• **Objective**
Sort through the entries below and pull out lines containing the word "Utility".

• **Data lines**
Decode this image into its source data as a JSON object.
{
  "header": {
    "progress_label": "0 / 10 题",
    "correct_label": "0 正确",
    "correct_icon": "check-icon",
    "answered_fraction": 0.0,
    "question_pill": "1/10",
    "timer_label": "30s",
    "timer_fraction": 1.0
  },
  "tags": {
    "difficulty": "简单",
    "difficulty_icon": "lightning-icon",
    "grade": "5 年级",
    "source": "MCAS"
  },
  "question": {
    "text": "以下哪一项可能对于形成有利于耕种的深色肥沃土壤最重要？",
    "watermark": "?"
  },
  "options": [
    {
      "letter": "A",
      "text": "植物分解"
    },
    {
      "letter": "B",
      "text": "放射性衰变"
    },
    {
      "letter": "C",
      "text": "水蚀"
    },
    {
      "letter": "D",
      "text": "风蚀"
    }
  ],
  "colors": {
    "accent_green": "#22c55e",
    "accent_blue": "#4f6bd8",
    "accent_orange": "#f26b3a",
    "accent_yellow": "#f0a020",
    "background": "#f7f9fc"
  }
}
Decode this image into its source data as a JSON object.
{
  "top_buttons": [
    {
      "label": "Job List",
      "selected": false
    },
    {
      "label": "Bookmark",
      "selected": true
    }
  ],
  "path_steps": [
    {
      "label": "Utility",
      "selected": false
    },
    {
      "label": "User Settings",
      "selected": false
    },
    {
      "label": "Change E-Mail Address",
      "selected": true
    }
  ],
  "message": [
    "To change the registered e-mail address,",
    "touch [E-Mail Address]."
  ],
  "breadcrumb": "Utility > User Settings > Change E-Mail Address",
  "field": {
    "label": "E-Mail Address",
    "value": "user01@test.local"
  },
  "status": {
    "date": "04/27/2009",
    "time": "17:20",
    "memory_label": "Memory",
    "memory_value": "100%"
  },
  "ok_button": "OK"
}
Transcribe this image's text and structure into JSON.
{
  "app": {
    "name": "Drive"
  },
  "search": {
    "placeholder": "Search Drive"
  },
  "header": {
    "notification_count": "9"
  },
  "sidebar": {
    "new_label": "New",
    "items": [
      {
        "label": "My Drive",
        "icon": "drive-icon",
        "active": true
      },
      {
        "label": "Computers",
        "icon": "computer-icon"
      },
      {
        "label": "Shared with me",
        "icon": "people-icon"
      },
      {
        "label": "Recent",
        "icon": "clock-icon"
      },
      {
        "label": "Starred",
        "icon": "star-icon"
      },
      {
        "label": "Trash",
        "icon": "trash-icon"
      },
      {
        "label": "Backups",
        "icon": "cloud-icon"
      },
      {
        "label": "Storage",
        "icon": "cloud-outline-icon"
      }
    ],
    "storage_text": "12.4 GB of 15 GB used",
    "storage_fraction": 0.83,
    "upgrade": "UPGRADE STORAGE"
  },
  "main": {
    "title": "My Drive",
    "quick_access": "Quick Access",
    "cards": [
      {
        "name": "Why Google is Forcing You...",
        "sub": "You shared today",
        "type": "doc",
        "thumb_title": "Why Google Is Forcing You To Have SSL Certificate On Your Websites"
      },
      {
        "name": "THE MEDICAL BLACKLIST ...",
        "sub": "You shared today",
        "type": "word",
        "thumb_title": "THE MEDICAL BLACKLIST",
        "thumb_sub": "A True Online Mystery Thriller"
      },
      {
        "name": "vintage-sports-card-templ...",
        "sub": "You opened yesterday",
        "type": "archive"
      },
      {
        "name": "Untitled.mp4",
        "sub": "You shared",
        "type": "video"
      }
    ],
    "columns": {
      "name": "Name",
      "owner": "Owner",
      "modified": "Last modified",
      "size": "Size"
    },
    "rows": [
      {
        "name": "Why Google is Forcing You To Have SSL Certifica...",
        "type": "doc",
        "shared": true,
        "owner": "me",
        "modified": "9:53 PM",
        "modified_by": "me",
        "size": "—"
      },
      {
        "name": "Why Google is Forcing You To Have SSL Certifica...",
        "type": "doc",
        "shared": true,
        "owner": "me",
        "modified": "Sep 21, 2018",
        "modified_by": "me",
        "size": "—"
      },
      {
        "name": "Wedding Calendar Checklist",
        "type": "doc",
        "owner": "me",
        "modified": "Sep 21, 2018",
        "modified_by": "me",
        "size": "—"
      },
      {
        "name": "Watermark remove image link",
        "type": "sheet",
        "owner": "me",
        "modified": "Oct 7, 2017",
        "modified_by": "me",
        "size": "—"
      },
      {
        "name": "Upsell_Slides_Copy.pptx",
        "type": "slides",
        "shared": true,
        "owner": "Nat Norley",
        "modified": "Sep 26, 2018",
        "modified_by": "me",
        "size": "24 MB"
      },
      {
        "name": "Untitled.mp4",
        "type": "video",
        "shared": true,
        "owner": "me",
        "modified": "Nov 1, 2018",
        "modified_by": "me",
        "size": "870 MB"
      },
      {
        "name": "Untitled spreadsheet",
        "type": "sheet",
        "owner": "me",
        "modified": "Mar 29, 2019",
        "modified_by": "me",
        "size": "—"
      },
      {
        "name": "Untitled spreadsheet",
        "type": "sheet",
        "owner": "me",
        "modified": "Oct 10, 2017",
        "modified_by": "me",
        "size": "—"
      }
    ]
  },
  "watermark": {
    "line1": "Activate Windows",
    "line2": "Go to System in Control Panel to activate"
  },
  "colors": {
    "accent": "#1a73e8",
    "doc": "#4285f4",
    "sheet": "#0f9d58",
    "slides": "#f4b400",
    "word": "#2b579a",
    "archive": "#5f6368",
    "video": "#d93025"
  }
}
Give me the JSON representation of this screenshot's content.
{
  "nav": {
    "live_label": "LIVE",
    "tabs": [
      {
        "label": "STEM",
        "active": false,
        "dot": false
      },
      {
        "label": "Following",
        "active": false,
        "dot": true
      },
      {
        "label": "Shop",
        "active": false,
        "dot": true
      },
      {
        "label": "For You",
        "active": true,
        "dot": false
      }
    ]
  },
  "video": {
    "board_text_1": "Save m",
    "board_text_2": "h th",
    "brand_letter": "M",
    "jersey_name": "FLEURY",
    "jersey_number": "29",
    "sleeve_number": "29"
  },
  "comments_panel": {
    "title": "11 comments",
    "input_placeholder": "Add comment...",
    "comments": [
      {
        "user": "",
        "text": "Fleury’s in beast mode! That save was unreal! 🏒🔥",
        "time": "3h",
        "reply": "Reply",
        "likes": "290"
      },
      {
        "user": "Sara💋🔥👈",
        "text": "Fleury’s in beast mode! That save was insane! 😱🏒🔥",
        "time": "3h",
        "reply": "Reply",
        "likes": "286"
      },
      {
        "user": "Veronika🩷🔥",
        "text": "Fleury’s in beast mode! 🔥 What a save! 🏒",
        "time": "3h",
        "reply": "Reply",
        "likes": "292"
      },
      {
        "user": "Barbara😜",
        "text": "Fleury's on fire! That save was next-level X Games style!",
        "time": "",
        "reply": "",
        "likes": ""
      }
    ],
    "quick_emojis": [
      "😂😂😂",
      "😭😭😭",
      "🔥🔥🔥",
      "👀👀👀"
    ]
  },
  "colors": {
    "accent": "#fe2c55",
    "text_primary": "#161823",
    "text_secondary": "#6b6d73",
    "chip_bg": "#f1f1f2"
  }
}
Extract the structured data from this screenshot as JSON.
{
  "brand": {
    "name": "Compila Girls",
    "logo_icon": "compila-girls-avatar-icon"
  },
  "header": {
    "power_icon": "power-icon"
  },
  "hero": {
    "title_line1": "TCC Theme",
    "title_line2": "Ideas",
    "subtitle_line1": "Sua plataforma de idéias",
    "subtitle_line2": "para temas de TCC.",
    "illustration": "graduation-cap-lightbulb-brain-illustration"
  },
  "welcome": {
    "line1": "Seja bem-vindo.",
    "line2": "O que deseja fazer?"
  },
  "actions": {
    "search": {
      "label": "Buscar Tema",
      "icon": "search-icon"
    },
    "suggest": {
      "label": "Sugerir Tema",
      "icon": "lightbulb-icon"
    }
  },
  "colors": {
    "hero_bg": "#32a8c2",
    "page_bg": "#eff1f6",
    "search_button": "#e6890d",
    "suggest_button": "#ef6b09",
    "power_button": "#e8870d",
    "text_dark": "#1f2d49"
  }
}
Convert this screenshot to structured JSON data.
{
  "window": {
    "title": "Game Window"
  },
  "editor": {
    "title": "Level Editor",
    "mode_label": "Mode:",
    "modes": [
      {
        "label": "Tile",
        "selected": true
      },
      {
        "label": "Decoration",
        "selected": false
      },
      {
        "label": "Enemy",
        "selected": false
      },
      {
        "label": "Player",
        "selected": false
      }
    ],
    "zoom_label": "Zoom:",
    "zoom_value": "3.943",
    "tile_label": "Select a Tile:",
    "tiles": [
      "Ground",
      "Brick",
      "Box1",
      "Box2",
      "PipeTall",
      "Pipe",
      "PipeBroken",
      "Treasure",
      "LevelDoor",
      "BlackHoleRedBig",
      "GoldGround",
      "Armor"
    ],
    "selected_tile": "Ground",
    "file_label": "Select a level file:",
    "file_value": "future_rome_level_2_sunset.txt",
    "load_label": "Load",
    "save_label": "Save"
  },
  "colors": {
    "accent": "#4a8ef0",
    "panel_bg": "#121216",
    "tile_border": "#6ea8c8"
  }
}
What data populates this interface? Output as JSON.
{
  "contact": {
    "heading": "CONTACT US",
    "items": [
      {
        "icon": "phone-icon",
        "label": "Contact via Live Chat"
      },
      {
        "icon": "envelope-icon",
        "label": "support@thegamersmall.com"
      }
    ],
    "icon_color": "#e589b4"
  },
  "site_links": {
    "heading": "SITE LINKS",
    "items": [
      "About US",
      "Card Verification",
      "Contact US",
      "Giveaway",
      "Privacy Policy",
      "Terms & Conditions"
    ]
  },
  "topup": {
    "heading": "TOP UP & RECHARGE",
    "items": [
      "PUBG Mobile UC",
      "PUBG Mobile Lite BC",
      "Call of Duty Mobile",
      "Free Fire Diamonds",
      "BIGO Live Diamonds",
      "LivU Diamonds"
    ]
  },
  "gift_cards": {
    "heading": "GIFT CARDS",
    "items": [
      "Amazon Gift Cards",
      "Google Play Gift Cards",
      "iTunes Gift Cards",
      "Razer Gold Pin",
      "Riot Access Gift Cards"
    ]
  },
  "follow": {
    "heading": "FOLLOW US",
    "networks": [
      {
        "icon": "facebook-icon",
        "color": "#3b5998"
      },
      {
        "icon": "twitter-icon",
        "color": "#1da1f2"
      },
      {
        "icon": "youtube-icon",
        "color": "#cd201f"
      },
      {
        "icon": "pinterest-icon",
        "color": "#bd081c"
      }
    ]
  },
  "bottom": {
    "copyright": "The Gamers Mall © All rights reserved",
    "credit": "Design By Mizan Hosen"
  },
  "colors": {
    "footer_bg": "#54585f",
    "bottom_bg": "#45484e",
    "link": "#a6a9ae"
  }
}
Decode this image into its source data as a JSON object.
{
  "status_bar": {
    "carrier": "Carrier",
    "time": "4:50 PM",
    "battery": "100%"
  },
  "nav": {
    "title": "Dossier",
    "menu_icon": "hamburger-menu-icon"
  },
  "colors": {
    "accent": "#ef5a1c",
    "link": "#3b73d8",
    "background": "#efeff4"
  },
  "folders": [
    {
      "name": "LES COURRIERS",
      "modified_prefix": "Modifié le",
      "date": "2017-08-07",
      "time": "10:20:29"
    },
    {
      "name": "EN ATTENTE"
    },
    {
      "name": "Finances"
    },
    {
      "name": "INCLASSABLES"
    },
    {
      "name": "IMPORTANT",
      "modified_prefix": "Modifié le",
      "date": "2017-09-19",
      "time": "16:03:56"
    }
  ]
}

• **Reply**
      "label": "Utility",
  "breadcrumb": "Utility > User Settings > Change E-Mail Address",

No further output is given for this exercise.